[Start of DATA SHOWN]

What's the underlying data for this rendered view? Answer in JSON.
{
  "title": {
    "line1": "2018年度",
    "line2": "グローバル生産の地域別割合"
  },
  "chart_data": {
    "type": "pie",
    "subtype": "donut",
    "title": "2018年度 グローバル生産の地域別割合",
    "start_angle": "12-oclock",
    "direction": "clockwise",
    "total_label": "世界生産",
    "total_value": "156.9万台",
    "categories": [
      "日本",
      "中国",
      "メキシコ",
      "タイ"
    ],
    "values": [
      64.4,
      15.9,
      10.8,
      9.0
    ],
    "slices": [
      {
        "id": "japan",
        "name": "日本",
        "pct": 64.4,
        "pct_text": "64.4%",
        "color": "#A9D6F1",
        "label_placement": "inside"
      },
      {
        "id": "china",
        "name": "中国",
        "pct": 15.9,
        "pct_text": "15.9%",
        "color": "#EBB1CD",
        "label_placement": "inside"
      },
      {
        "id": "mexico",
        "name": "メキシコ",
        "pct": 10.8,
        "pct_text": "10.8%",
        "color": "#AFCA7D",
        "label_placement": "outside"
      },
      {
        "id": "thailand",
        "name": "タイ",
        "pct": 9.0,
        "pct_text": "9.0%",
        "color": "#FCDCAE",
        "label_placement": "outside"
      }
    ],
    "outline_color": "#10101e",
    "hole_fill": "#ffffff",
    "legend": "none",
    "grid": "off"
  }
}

[End of DATA SHOWN]

▸ STATED GOAL
Tally the lines holding the string "グローバル生産の地域別割合" and give only the count.

▸ THE COMPLETED TASK
2